REQUIREMENT
Scan the records and identify every line in which the string "information" occurs, then return those lines.

[Dataset entries]
#####

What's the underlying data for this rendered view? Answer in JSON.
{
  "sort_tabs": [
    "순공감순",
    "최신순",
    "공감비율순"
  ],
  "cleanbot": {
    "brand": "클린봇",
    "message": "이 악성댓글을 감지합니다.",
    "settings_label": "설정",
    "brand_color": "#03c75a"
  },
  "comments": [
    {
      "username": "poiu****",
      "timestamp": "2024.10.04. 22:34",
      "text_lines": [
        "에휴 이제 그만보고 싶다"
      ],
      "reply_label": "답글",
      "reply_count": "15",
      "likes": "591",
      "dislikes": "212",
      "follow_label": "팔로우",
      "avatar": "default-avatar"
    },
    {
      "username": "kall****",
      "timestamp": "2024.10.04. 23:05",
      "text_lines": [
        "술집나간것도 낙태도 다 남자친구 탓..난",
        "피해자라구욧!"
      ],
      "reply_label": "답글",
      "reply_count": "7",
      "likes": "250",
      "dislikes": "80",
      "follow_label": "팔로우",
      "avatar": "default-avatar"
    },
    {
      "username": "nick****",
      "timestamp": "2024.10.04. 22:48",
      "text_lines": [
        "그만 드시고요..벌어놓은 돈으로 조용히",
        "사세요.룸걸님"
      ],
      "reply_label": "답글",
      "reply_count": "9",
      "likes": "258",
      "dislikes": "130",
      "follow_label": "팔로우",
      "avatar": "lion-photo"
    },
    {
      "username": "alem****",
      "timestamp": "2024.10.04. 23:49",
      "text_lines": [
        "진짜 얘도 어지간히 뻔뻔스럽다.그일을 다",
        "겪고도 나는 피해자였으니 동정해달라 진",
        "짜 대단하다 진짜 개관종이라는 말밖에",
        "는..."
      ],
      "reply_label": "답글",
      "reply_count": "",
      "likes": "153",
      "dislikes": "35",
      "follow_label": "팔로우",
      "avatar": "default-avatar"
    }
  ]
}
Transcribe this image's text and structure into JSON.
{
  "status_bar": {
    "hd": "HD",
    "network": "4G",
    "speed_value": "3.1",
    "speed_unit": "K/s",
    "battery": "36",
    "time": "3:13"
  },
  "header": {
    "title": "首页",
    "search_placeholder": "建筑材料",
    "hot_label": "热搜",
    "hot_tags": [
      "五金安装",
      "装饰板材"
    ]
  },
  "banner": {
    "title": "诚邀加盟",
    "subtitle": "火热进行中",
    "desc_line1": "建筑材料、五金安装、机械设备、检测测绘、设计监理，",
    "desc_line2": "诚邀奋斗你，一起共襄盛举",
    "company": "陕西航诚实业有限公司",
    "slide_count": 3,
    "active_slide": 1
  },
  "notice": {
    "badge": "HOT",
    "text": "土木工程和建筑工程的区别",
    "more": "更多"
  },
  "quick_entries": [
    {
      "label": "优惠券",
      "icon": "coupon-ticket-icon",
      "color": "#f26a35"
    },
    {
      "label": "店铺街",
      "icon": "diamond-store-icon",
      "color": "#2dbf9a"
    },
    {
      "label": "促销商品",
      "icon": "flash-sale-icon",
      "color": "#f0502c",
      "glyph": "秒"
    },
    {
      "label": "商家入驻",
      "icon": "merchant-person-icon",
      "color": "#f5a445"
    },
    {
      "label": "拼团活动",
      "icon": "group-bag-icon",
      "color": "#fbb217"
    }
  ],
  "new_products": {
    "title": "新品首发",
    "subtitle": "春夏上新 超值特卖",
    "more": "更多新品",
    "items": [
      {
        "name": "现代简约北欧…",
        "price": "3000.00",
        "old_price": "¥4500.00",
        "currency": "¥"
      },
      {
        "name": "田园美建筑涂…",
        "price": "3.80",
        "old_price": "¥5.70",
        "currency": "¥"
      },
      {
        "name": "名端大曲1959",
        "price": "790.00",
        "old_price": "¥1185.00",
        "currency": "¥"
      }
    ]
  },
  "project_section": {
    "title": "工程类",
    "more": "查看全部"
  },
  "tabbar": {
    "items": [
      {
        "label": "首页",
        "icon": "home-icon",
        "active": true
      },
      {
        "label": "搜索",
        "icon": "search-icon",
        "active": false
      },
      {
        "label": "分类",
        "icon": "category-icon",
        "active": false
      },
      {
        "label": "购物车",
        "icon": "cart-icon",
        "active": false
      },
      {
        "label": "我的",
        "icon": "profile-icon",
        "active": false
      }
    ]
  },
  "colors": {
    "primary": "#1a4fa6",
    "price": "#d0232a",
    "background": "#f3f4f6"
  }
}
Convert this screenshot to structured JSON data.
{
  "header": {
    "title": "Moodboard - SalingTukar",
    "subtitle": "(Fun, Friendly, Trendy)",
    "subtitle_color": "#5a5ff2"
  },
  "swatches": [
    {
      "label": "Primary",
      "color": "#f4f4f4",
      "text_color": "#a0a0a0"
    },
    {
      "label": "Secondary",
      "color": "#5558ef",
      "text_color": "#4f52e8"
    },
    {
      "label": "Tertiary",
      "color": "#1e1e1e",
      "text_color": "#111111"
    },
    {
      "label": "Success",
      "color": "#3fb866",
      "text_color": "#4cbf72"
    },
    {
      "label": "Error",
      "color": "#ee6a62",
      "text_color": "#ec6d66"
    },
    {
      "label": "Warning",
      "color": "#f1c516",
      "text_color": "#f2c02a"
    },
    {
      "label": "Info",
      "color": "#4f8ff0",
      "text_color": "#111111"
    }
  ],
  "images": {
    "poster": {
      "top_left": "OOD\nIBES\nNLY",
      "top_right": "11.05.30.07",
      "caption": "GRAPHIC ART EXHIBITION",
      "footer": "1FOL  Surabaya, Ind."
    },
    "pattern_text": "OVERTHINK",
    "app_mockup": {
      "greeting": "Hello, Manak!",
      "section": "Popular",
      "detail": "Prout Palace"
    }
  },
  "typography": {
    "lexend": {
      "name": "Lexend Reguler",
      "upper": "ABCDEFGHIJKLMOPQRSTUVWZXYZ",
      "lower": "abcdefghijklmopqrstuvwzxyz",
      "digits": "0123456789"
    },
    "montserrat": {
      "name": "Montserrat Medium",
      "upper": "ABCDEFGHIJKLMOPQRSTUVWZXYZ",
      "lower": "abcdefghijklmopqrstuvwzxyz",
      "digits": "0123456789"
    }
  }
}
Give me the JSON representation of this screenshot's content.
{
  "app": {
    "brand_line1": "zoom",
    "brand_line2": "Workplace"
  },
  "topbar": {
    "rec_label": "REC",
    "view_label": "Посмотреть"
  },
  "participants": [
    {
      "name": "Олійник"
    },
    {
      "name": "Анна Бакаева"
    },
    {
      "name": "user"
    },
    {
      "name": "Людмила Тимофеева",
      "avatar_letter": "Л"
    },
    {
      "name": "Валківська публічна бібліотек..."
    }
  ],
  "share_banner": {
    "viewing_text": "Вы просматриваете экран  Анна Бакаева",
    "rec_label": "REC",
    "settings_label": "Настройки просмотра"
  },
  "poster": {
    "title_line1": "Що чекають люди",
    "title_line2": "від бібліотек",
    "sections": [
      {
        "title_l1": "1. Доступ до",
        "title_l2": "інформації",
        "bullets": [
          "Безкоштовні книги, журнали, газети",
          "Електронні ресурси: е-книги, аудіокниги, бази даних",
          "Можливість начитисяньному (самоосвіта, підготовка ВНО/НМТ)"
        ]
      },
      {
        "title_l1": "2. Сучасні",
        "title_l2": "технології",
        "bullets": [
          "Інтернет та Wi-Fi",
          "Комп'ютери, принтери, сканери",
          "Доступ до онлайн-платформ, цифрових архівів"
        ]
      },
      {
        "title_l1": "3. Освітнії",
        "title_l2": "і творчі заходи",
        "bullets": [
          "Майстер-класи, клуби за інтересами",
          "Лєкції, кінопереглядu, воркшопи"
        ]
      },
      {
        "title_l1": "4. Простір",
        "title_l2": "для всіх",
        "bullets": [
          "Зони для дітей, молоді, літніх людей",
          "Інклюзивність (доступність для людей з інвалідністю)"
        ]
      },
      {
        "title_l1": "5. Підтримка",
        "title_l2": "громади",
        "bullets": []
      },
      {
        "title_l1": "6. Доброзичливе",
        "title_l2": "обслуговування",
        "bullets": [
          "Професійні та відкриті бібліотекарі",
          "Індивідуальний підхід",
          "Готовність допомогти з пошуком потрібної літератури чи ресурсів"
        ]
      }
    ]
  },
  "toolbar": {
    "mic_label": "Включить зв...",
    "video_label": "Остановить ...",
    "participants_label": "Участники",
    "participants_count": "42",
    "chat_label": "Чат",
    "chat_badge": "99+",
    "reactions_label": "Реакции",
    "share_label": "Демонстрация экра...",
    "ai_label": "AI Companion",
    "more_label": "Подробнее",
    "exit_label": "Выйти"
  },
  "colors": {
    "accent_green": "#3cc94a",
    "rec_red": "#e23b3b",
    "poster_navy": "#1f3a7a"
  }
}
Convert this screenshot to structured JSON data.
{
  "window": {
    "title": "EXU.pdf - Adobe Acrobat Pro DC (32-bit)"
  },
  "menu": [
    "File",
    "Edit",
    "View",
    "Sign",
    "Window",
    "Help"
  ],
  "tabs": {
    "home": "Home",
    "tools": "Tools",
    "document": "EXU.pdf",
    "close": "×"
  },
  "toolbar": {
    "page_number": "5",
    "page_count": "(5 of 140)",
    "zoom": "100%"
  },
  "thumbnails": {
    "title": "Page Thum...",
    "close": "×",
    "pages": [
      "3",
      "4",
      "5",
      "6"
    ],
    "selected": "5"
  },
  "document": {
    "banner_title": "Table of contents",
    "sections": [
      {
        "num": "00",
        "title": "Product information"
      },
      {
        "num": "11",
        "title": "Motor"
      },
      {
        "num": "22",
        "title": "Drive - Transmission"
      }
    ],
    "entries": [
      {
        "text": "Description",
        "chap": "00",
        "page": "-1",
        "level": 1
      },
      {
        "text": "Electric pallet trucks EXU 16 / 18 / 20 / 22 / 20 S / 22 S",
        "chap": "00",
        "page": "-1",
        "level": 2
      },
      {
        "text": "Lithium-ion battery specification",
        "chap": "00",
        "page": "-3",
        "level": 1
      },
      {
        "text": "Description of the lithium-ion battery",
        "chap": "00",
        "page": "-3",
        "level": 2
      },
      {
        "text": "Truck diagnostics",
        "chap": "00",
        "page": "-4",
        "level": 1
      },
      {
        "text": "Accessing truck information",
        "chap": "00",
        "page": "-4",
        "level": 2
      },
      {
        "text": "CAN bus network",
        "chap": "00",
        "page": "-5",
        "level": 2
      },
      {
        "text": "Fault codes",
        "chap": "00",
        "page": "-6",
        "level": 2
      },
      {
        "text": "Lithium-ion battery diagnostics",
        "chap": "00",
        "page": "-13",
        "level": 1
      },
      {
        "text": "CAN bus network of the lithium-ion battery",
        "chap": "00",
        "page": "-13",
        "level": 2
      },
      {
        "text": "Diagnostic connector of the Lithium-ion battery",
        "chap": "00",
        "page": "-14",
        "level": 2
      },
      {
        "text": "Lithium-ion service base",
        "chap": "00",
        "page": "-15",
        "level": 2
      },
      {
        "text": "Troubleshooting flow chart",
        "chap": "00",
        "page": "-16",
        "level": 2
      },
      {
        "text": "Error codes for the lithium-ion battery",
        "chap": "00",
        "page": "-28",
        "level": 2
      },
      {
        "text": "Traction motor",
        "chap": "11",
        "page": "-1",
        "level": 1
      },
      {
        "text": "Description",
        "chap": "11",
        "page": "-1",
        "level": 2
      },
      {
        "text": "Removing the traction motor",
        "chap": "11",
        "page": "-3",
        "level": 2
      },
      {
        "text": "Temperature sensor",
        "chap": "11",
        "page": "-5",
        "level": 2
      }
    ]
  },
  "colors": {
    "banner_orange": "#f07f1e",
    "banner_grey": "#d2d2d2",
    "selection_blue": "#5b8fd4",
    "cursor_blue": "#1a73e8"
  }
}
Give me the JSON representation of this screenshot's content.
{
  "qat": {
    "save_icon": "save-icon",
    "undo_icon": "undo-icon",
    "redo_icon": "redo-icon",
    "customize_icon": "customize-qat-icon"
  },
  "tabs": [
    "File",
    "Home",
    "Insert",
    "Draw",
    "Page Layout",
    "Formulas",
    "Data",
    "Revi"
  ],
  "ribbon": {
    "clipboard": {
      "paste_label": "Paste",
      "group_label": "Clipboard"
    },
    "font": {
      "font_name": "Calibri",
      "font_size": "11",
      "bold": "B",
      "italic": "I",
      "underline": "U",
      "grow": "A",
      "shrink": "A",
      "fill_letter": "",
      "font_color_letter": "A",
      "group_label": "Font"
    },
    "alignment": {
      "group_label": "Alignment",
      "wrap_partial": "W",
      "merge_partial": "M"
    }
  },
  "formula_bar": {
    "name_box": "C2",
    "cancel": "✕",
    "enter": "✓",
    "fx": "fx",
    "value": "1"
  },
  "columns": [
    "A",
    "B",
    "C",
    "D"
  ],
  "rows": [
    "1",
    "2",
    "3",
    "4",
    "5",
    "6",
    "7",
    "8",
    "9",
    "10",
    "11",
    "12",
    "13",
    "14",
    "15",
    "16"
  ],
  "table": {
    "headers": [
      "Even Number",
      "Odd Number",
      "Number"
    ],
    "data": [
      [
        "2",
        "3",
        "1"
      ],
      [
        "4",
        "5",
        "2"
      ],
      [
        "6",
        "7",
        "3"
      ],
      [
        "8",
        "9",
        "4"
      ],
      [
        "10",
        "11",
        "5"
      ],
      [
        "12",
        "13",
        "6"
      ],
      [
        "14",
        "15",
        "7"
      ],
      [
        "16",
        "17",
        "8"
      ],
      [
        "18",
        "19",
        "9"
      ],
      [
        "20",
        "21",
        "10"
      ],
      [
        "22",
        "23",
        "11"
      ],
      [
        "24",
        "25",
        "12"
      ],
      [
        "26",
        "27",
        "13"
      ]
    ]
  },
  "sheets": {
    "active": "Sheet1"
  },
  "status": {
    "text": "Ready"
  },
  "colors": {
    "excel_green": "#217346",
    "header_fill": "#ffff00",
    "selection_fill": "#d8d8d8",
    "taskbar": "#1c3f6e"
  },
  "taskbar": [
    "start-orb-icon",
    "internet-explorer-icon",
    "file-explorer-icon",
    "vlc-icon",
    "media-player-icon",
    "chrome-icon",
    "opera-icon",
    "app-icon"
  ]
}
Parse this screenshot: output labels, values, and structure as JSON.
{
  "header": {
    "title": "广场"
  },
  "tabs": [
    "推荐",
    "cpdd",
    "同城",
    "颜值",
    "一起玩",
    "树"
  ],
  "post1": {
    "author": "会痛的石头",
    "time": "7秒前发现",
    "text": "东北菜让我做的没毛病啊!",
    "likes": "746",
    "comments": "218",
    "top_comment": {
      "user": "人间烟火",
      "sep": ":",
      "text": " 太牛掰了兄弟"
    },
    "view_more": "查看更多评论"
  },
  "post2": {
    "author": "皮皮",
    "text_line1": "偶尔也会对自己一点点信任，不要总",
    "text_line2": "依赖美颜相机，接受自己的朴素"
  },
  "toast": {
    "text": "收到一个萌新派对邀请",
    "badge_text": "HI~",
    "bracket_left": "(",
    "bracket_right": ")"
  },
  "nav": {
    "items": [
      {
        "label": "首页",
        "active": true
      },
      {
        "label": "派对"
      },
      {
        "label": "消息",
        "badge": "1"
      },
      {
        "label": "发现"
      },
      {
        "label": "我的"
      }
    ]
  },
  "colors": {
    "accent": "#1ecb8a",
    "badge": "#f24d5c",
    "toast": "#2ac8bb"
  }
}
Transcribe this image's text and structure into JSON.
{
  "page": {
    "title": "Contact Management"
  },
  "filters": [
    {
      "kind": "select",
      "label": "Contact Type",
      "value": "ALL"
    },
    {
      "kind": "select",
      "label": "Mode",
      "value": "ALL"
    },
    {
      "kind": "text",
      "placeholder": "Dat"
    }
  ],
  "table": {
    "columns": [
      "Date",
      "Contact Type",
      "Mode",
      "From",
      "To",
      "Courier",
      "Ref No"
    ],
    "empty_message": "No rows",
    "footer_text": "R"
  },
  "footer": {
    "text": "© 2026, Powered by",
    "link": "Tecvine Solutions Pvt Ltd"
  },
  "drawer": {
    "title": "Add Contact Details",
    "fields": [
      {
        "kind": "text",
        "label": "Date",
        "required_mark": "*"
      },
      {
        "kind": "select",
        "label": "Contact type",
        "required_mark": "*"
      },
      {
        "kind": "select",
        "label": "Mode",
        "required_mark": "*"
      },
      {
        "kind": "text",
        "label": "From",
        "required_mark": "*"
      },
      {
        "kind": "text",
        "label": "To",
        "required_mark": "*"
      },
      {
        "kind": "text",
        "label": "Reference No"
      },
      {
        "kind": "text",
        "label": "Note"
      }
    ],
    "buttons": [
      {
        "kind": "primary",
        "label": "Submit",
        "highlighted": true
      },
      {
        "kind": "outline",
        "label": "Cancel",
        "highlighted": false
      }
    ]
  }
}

#####

TASK RESULT
        "title": "Product information"
        "text": "Accessing truck information",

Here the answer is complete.